#### WHAT YOU ARE ASKED TO DO
Write out the whole listing word for word.

╭─ LISTED ENTRIES

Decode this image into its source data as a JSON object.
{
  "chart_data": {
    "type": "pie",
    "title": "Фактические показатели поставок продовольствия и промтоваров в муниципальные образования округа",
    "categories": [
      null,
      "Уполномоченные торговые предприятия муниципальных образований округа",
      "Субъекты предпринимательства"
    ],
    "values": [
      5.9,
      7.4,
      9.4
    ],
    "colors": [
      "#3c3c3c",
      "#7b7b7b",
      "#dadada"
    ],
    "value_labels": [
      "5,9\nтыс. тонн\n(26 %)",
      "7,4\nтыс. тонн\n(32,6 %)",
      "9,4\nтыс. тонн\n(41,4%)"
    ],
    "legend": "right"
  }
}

╰─

#### EXERCISE RESULT
Decode this image into its source data as a JSON object.
{
  "chart_data": {
    "type": "pie",
    "title": "Фактические показатели поставок продовольствия и промтоваров в муниципальные образования округа",
    "categories": [
      null,
      "Уполномоченные торговые предприятия муниципальных образований округа",
      "Субъекты предпринимательства"
    ],
    "values": [
      5.9,
      7.4,
      9.4
    ],
    "colors": [
      "#3c3c3c",
      "#7b7b7b",
      "#dadada"
    ],
    "value_labels": [
      "5,9\nтыс. тонн\n(26 %)",
      "7,4\nтыс. тонн\n(32,6 %)",
      "9,4\nтыс. тонн\n(41,4%)"
    ],
    "legend": "right"
  }
}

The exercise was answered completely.